Saved entries:
- - - - -
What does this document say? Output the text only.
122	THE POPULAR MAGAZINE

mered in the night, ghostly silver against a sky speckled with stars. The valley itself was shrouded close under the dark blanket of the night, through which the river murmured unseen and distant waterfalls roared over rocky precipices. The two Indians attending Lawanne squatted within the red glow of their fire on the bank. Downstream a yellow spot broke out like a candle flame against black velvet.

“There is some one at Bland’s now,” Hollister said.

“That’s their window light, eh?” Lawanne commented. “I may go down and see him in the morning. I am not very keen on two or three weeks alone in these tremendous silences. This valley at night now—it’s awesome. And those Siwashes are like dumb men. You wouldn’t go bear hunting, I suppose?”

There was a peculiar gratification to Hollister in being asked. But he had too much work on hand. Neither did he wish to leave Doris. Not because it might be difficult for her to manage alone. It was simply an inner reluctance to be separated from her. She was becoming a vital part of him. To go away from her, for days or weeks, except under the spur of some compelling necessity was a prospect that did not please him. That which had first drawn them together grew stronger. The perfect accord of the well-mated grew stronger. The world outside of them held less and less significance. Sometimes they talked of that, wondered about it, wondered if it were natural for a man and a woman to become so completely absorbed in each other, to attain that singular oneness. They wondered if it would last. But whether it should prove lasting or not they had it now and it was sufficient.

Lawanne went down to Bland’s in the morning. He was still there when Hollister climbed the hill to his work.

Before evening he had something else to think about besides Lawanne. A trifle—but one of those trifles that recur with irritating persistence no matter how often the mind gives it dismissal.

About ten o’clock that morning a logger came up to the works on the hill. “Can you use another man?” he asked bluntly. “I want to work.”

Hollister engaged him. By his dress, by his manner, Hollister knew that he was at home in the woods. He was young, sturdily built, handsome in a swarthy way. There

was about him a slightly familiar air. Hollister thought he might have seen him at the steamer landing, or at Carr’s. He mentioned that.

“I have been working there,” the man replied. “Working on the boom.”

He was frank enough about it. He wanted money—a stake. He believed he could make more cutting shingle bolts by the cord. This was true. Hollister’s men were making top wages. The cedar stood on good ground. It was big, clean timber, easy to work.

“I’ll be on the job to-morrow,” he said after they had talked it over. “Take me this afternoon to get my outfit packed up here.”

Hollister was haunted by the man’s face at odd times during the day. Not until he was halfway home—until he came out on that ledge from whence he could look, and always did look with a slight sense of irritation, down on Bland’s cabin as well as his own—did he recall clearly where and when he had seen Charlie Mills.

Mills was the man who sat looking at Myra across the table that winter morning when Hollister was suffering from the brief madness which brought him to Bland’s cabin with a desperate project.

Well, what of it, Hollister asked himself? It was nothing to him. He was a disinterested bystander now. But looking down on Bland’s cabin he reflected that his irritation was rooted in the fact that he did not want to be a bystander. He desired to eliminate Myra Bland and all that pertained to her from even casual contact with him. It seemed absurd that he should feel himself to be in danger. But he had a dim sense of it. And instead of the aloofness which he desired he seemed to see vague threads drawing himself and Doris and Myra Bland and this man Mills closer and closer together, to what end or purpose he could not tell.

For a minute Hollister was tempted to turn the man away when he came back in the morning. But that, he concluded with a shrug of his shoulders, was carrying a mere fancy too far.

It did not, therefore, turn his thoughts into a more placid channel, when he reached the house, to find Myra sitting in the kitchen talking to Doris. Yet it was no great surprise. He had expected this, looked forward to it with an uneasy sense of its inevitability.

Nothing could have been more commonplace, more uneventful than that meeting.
- - - - -
• [GIVEN TASK] Each record must be repeated exactly as it is.

• [RESULT]
What does this document say? Output the text only.
122	THE POPULAR MAGAZINE

mered in the night, ghostly silver against a sky speckled with stars. The valley itself was shrouded close under the dark blanket of the night, through which the river murmured unseen and distant waterfalls roared over rocky precipices. The two Indians attending Lawanne squatted within the red glow of their fire on the bank. Downstream a yellow spot broke out like a candle flame against black velvet.

“There is some one at Bland’s now,” Hollister said.

“That’s their window light, eh?” Lawanne commented. “I may go down and see him in the morning. I am not very keen on two or three weeks alone in these tremendous silences. This valley at night now—it’s awesome. And those Siwashes are like dumb men. You wouldn’t go bear hunting, I suppose?”

There was a peculiar gratification to Hollister in being asked. But he had too much work on hand. Neither did he wish to leave Doris. Not because it might be difficult for her to manage alone. It was simply an inner reluctance to be separated from her. She was becoming a vital part of him. To go away from her, for days or weeks, except under the spur of some compelling necessity was a prospect that did not please him. That which had first drawn them together grew stronger. The perfect accord of the well-mated grew stronger. The world outside of them held less and less significance. Sometimes they talked of that, wondered about it, wondered if it were natural for a man and a woman to become so completely absorbed in each other, to attain that singular oneness. They wondered if it would last. But whether it should prove lasting or not they had it now and it was sufficient.

Lawanne went down to Bland’s in the morning. He was still there when Hollister climbed the hill to his work.

Before evening he had something else to think about besides Lawanne. A trifle—but one of those trifles that recur with irritating persistence no matter how often the mind gives it dismissal.

About ten o’clock that morning a logger came up to the works on the hill. “Can you use another man?” he asked bluntly. “I want to work.”

Hollister engaged him. By his dress, by his manner, Hollister knew that he was at home in the woods. He was young, sturdily built, handsome in a swarthy way. There

was about him a slightly familiar air. Hollister thought he might have seen him at the steamer landing, or at Carr’s. He mentioned that.

“I have been working there,” the man replied. “Working on the boom.”

He was frank enough about it. He wanted money—a stake. He believed he could make more cutting shingle bolts by the cord. This was true. Hollister’s men were making top wages. The cedar stood on good ground. It was big, clean timber, easy to work.

“I’ll be on the job to-morrow,” he said after they had talked it over. “Take me this afternoon to get my outfit packed up here.”

Hollister was haunted by the man’s face at odd times during the day. Not until he was halfway home—until he came out on that ledge from whence he could look, and always did look with a slight sense of irritation, down on Bland’s cabin as well as his own—did he recall clearly where and when he had seen Charlie Mills.

Mills was the man who sat looking at Myra across the table that winter morning when Hollister was suffering from the brief madness which brought him to Bland’s cabin with a desperate project.

Well, what of it, Hollister asked himself? It was nothing to him. He was a disinterested bystander now. But looking down on Bland’s cabin he reflected that his irritation was rooted in the fact that he did not want to be a bystander. He desired to eliminate Myra Bland and all that pertained to her from even casual contact with him. It seemed absurd that he should feel himself to be in danger. But he had a dim sense of it. And instead of the aloofness which he desired he seemed to see vague threads drawing himself and Doris and Myra Bland and this man Mills closer and closer together, to what end or purpose he could not tell.

For a minute Hollister was tempted to turn the man away when he came back in the morning. But that, he concluded with a shrug of his shoulders, was carrying a mere fancy too far.

It did not, therefore, turn his thoughts into a more placid channel, when he reached the house, to find Myra sitting in the kitchen talking to Doris. Yet it was no great surprise. He had expected this, looked forward to it with an uneasy sense of its inevitability.

Nothing could have been more commonplace, more uneventful than that meeting.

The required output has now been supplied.